> _WHAT YOU ARE ASKED TO DO_: Give the number of lines in the records below that contain the word "shape". State only that number.

> _Dataset listings of figures_:
BEGIN

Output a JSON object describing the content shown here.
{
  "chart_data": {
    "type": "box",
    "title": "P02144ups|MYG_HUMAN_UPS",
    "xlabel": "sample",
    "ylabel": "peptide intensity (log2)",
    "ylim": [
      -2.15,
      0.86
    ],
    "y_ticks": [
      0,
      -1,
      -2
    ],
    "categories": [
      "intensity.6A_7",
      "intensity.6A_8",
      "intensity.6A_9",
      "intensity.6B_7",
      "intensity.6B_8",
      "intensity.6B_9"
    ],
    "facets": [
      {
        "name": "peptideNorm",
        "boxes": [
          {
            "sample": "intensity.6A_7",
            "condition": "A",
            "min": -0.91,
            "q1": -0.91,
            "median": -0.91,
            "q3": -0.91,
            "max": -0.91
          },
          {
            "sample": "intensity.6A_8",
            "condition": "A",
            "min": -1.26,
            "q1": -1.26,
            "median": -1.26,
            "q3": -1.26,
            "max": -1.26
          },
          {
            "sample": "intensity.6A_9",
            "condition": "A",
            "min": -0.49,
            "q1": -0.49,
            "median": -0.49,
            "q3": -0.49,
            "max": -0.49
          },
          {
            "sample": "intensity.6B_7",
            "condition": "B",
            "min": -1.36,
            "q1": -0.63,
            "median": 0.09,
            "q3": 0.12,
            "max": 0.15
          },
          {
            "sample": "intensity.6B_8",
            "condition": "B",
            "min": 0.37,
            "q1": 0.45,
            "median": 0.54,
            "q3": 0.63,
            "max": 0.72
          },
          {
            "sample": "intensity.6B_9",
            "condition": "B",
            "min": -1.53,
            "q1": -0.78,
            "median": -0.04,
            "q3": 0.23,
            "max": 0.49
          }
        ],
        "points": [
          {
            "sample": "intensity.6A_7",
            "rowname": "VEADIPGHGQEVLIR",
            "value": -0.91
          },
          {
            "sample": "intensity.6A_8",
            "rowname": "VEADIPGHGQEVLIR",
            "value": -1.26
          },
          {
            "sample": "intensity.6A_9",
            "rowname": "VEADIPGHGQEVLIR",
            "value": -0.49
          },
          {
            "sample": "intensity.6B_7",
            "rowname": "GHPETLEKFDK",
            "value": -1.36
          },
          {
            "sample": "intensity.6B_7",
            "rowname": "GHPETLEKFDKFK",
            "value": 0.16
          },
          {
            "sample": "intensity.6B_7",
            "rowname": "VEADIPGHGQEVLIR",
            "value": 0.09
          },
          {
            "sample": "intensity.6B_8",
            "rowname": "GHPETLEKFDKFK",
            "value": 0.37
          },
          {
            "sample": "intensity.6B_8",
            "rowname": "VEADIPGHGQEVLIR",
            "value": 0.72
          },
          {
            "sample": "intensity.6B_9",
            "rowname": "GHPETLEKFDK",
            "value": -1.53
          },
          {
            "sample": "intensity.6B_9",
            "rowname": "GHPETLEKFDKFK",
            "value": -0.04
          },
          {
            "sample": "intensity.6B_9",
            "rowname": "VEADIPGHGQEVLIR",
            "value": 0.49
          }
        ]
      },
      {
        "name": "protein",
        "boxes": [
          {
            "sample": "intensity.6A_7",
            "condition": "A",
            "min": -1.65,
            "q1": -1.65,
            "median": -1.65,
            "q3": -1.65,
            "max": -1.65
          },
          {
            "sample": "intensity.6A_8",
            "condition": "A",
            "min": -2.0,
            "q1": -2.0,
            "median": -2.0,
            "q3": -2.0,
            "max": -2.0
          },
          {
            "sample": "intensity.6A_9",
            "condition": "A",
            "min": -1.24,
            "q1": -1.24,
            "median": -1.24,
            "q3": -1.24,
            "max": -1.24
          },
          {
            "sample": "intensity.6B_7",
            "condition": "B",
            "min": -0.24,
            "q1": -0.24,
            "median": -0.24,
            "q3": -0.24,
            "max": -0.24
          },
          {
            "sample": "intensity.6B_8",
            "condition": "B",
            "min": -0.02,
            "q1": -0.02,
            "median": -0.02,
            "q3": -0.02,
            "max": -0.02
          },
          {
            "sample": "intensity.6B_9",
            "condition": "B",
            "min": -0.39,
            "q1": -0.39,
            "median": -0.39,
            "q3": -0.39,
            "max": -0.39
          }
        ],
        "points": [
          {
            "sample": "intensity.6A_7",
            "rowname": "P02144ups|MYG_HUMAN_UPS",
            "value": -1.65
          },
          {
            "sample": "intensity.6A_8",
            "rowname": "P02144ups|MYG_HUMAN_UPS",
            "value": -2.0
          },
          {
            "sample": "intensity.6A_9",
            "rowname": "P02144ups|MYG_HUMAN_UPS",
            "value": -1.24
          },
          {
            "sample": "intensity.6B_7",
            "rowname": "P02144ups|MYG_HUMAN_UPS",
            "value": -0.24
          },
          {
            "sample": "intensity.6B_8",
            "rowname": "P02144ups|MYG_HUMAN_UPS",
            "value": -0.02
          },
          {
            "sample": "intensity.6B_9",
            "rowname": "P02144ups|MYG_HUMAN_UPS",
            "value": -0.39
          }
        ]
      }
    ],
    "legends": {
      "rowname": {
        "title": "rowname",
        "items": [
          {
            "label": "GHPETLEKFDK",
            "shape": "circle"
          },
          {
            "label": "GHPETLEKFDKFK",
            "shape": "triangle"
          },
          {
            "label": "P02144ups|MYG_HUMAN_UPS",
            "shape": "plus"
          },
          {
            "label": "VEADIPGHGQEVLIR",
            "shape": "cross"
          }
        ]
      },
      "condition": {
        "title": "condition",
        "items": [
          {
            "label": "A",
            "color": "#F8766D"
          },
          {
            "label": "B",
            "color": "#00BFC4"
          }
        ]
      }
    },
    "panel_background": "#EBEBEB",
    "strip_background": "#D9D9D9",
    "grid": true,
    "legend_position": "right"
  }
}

END

> _OUTPUT OF THE TASK_: 4